begin Provided records

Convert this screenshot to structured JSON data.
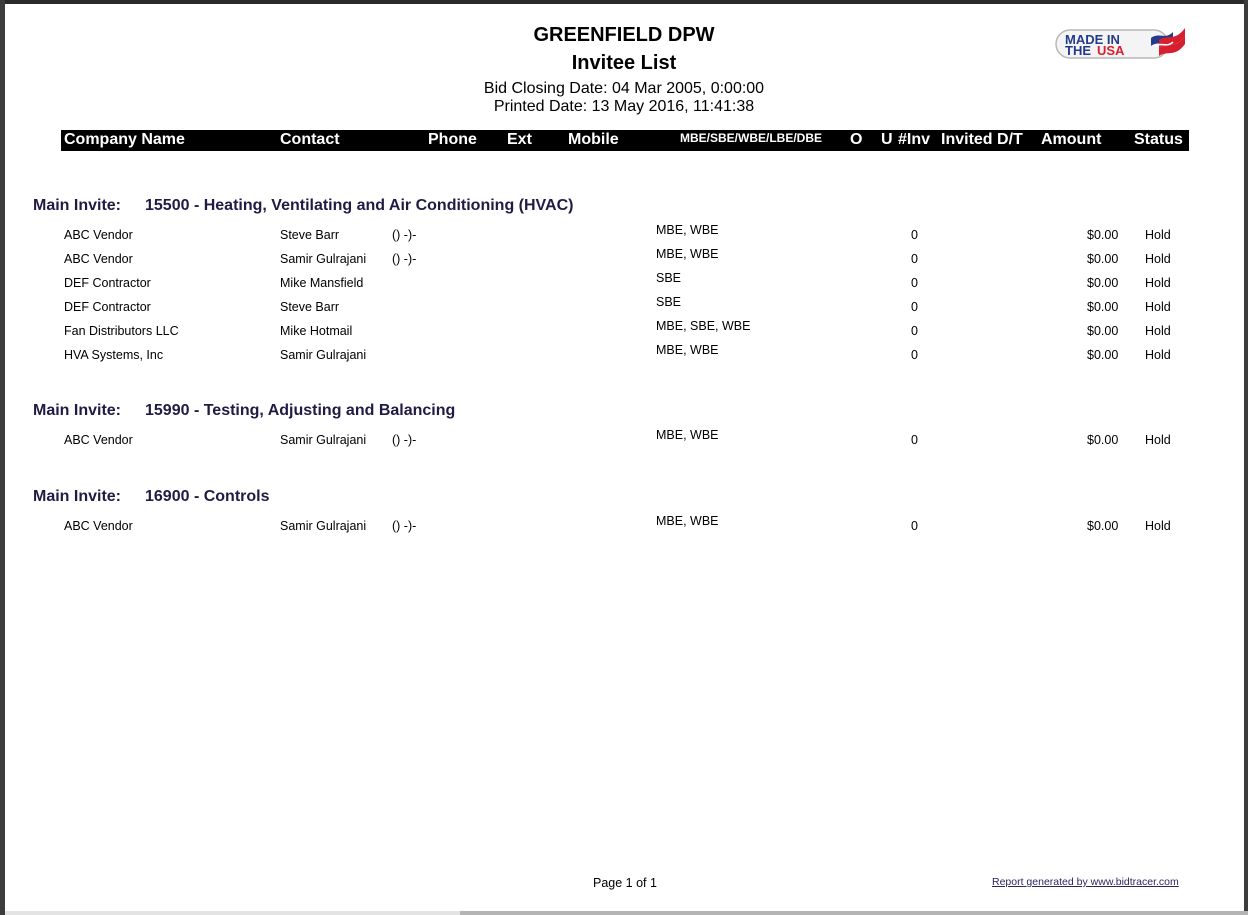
{
  "report": {
    "organization": "GREENFIELD DPW",
    "title": "Invitee List",
    "bid_closing": "Bid Closing Date: 04 Mar 2005, 0:00:00",
    "printed": "Printed Date: 13 May 2016, 11:41:38",
    "logo": {
      "line1": "MADE IN",
      "line2a": "THE",
      "line2b": "USA",
      "icon": "usa-flag-icon"
    }
  },
  "columns": {
    "company": "Company Name",
    "contact": "Contact",
    "phone": "Phone",
    "ext": "Ext",
    "mobile": "Mobile",
    "cert": "MBE/SBE/WBE/LBE/DBE",
    "o": "O",
    "u": "U",
    "inv": "#Inv",
    "invited": "Invited D/T",
    "amount": "Amount",
    "status": "Status"
  },
  "groups": [
    {
      "label": "Main Invite:",
      "name": "15500 - Heating, Ventilating and Air Conditioning (HVAC)",
      "rows": [
        {
          "company": "ABC Vendor",
          "contact": "Steve Barr",
          "phone": "() -)-",
          "cert": "MBE, WBE",
          "inv": "0",
          "amount": "$0.00",
          "status": "Hold"
        },
        {
          "company": "ABC Vendor",
          "contact": "Samir Gulrajani",
          "phone": "() -)-",
          "cert": "MBE, WBE",
          "inv": "0",
          "amount": "$0.00",
          "status": "Hold"
        },
        {
          "company": "DEF Contractor",
          "contact": "Mike Mansfield",
          "phone": "",
          "cert": "SBE",
          "inv": "0",
          "amount": "$0.00",
          "status": "Hold"
        },
        {
          "company": "DEF Contractor",
          "contact": "Steve Barr",
          "phone": "",
          "cert": "SBE",
          "inv": "0",
          "amount": "$0.00",
          "status": "Hold"
        },
        {
          "company": "Fan Distributors LLC",
          "contact": "Mike Hotmail",
          "phone": "",
          "cert": "MBE, SBE, WBE",
          "inv": "0",
          "amount": "$0.00",
          "status": "Hold"
        },
        {
          "company": "HVA Systems, Inc",
          "contact": "Samir Gulrajani",
          "phone": "",
          "cert": "MBE, WBE",
          "inv": "0",
          "amount": "$0.00",
          "status": "Hold"
        }
      ]
    },
    {
      "label": "Main Invite:",
      "name": "15990 - Testing, Adjusting and Balancing",
      "rows": [
        {
          "company": "ABC Vendor",
          "contact": "Samir Gulrajani",
          "phone": "() -)-",
          "cert": "MBE, WBE",
          "inv": "0",
          "amount": "$0.00",
          "status": "Hold"
        }
      ]
    },
    {
      "label": "Main Invite:",
      "name": "16900 - Controls",
      "rows": [
        {
          "company": "ABC Vendor",
          "contact": "Samir Gulrajani",
          "phone": "() -)-",
          "cert": "MBE, WBE",
          "inv": "0",
          "amount": "$0.00",
          "status": "Hold"
        }
      ]
    }
  ],
  "footer": {
    "page": "Page 1 of 1",
    "link": "Report generated by www.bidtracer.com"
  }
}
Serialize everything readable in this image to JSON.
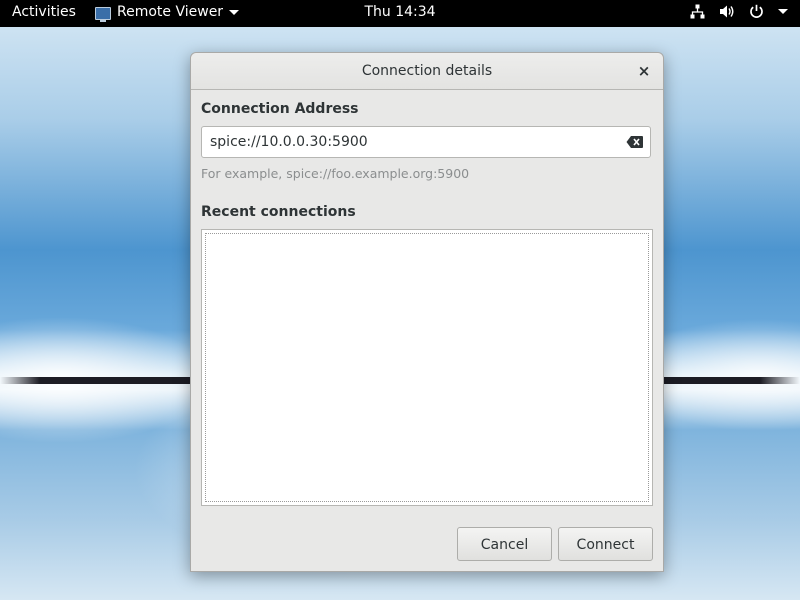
{
  "topbar": {
    "activities_label": "Activities",
    "app_name": "Remote Viewer",
    "clock": "Thu 14:34",
    "icons": [
      "network-icon",
      "volume-icon",
      "power-icon",
      "chevron-down-icon"
    ]
  },
  "dialog": {
    "title": "Connection details",
    "close_glyph": "×",
    "address_label": "Connection Address",
    "address_value": "spice://10.0.0.30:5900",
    "address_hint": "For example, spice://foo.example.org:5900",
    "recent_label": "Recent connections",
    "recent_items": [],
    "cancel_label": "Cancel",
    "connect_label": "Connect"
  },
  "colors": {
    "topbar_bg": "#000000",
    "dialog_bg": "#e8e8e7",
    "text": "#2e3436",
    "hint_text": "#8b8e8f"
  }
}
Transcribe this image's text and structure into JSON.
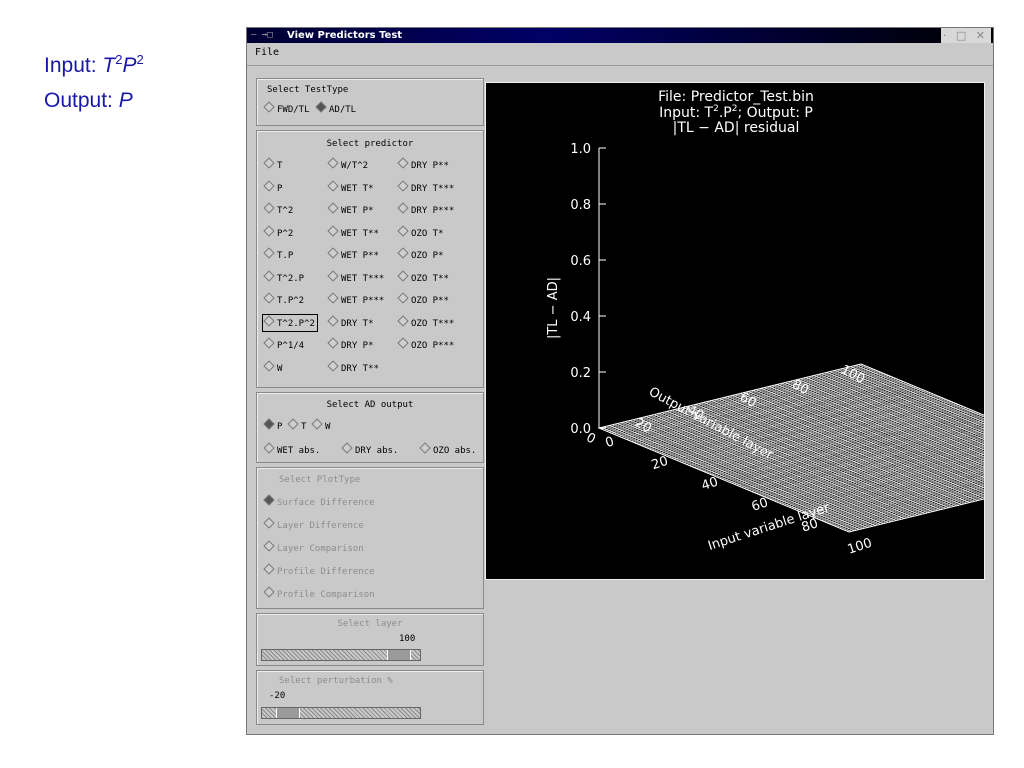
{
  "side_text": {
    "input_label": "Input: ",
    "input_t": "T",
    "input_t_exp": "2",
    "input_p": "P",
    "input_p_exp": "2",
    "output_label": "Output: ",
    "output_p": "P"
  },
  "window": {
    "title": "View Predictors Test",
    "left_controls": "— →□",
    "right_controls": "· □ ✕",
    "menu_file": "File"
  },
  "testtype": {
    "title": "Select TestType",
    "options": [
      {
        "label": "FWD/TL",
        "selected": false
      },
      {
        "label": "AD/TL",
        "selected": true
      }
    ]
  },
  "predictor": {
    "title": "Select predictor",
    "rows": [
      [
        "T",
        "W/T^2",
        "DRY P**"
      ],
      [
        "P",
        "WET T*",
        "DRY T***"
      ],
      [
        "T^2",
        "WET P*",
        "DRY P***"
      ],
      [
        "P^2",
        "WET T**",
        "OZO T*"
      ],
      [
        "T.P",
        "WET P**",
        "OZO P*"
      ],
      [
        "T^2.P",
        "WET T***",
        "OZO T**"
      ],
      [
        "T.P^2",
        "WET P***",
        "OZO P**"
      ],
      [
        "T^2.P^2",
        "DRY T*",
        "OZO T***"
      ],
      [
        "P^1/4",
        "DRY P*",
        "OZO P***"
      ],
      [
        "W",
        "DRY T**",
        ""
      ]
    ],
    "selected": "T^2.P^2"
  },
  "ad_output": {
    "title": "Select AD output",
    "row1": [
      {
        "label": "P",
        "selected": true
      },
      {
        "label": "T",
        "selected": false
      },
      {
        "label": "W",
        "selected": false
      }
    ],
    "row2": [
      {
        "label": "WET abs.",
        "selected": false
      },
      {
        "label": "DRY abs.",
        "selected": false
      },
      {
        "label": "OZO abs.",
        "selected": false
      }
    ]
  },
  "plottype": {
    "title": "Select PlotType",
    "options": [
      {
        "label": "Surface Difference",
        "selected": true
      },
      {
        "label": "Layer Difference",
        "selected": false
      },
      {
        "label": "Layer Comparison",
        "selected": false
      },
      {
        "label": "Profile Difference",
        "selected": false
      },
      {
        "label": "Profile Comparison",
        "selected": false
      }
    ]
  },
  "layer": {
    "title": "Select layer",
    "value": "100",
    "fraction": 0.92
  },
  "perturbation": {
    "title": "Select perturbation %",
    "value": "-20",
    "fraction": 0.1
  },
  "chart_data": {
    "type": "surface",
    "title_line1": "File: Predictor_Test.bin",
    "title_line2_a": "Input: T",
    "title_line2_b": "2",
    "title_line2_c": ".P",
    "title_line2_d": "2",
    "title_line2_e": ";    Output: P",
    "title_line3": "|TL − AD| residual",
    "zlabel": "|TL − AD|",
    "xlabel": "Input variable layer",
    "ylabel": "Output variable layer",
    "z_ticks": [
      "0.0",
      "0.2",
      "0.4",
      "0.6",
      "0.8",
      "1.0"
    ],
    "x_ticks": [
      "0",
      "20",
      "40",
      "60",
      "80",
      "100"
    ],
    "y_ticks": [
      "0",
      "20",
      "40",
      "60",
      "80",
      "100"
    ],
    "zlim": [
      0,
      1.0
    ],
    "xlim": [
      0,
      100
    ],
    "ylim": [
      0,
      100
    ],
    "surface_value": 0.0
  }
}
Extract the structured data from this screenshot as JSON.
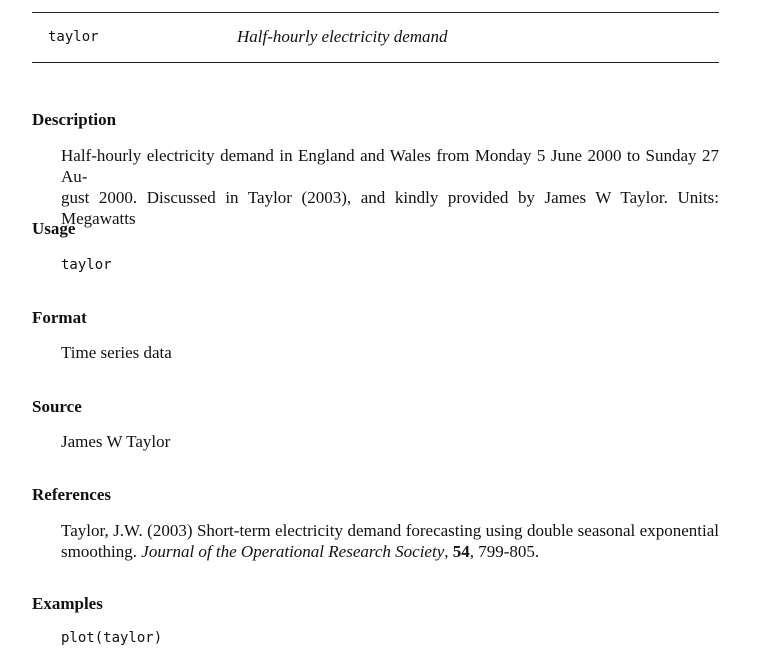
{
  "header": {
    "name": "taylor",
    "title": "Half-hourly electricity demand"
  },
  "description": {
    "heading": "Description",
    "line1": "Half-hourly electricity demand in England and Wales from Monday 5 June 2000 to Sunday 27 Au-",
    "line2": "gust 2000. Discussed in Taylor (2003), and kindly provided by James W Taylor. Units: Megawatts"
  },
  "usage": {
    "heading": "Usage",
    "code": "taylor"
  },
  "format": {
    "heading": "Format",
    "text": "Time series data"
  },
  "source": {
    "heading": "Source",
    "text": "James W Taylor"
  },
  "references": {
    "heading": "References",
    "line1": "Taylor, J.W. (2003) Short-term electricity demand forecasting using double seasonal exponential",
    "line2_prefix": "smoothing. ",
    "journal": "Journal of the Operational Research Society",
    "comma": ", ",
    "volume": "54",
    "pages": ", 799-805."
  },
  "examples": {
    "heading": "Examples",
    "code": "plot(taylor)"
  }
}
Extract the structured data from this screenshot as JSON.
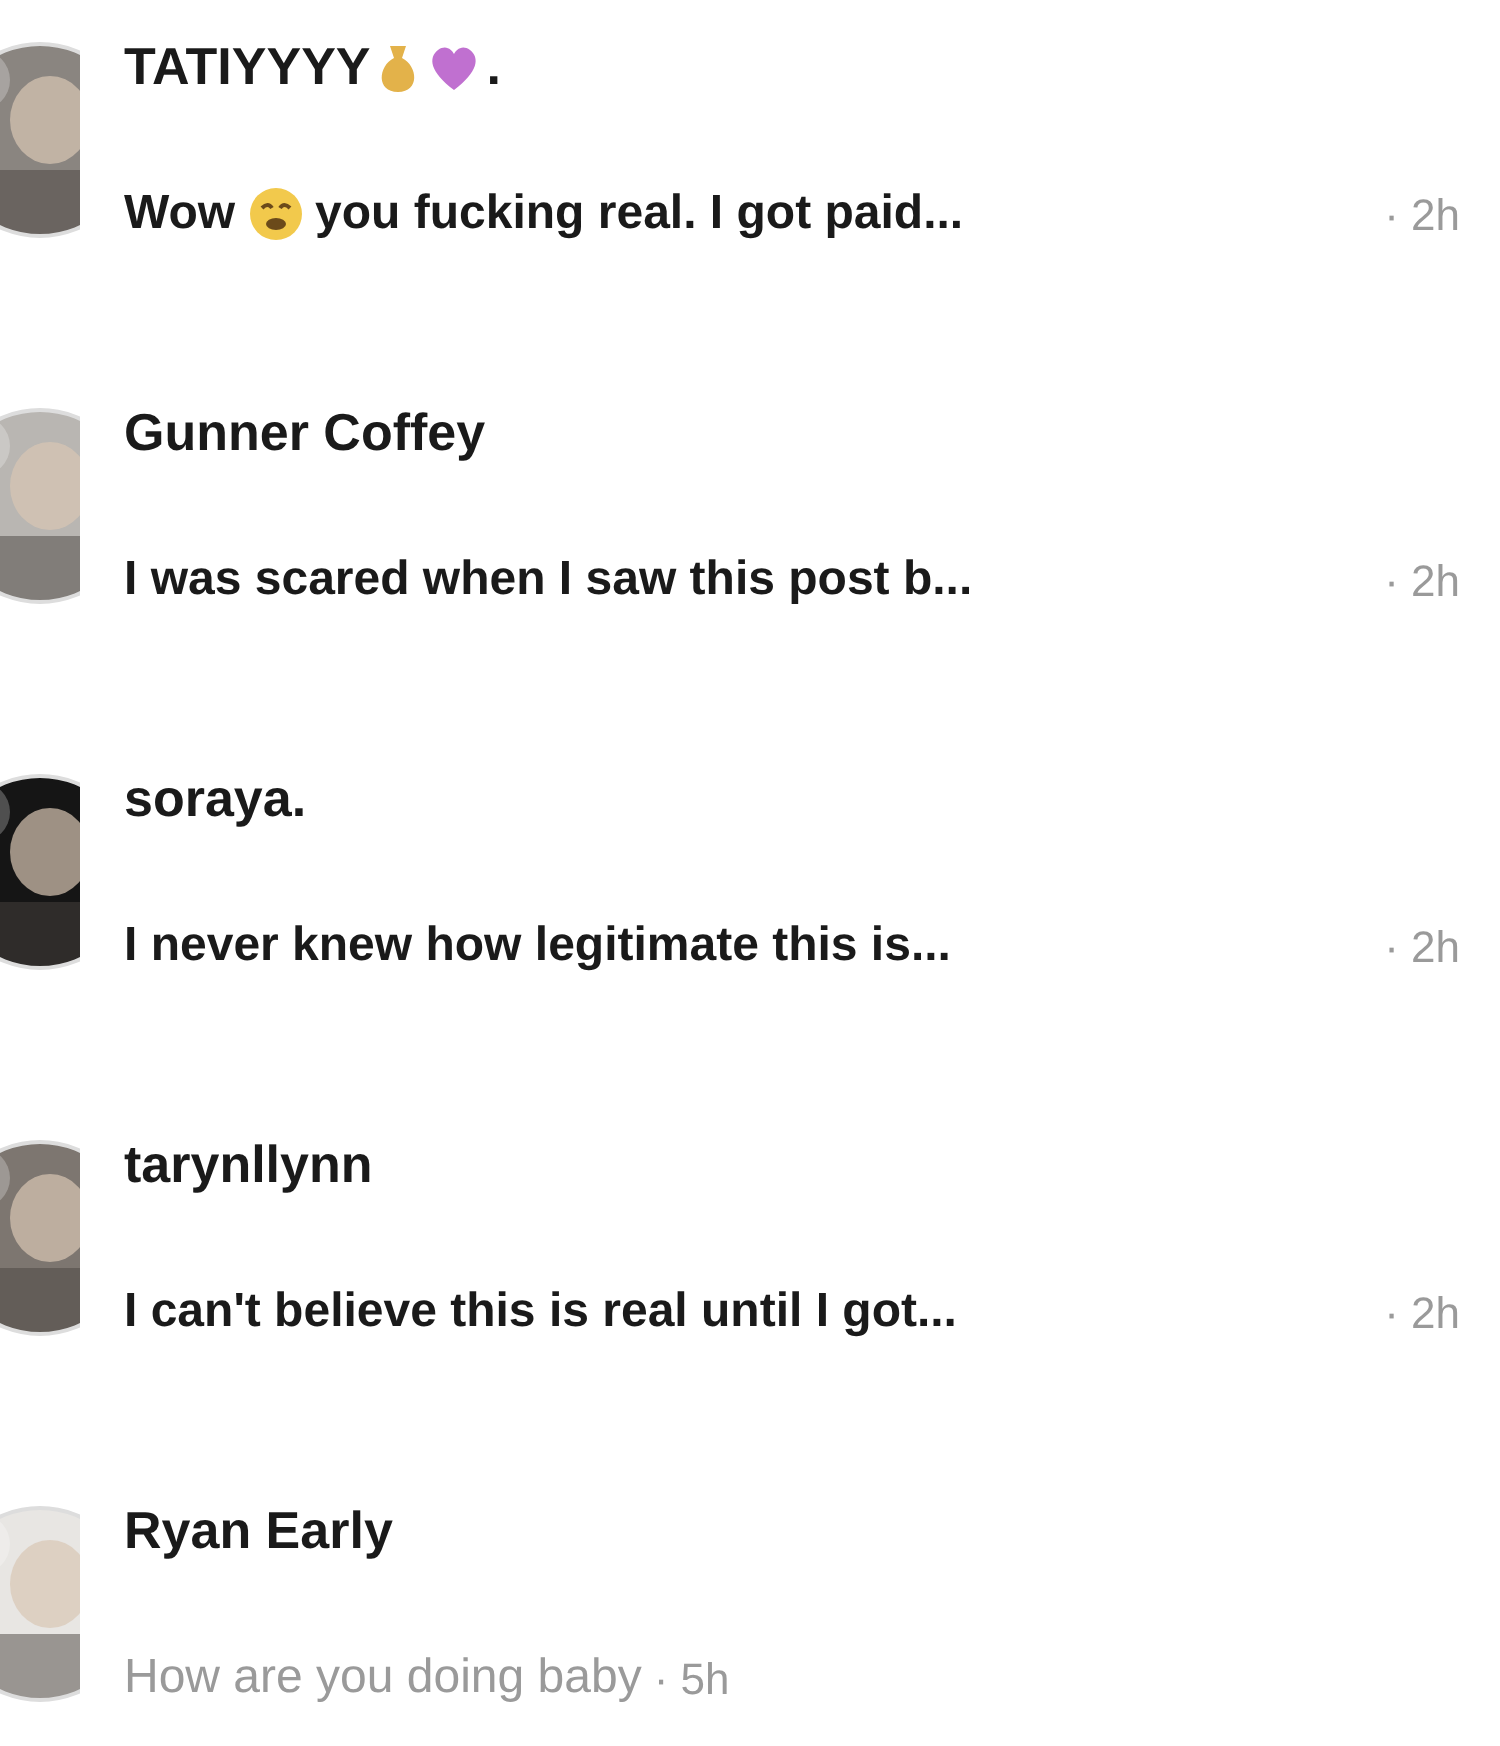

end Provided records

▶ [Exercise details]:
From the records above, pull out every line containing the word "Mike".

▶ [Written solution]:
          "contact": "Mike Mansfield",
          "contact": "Mike Hotmail",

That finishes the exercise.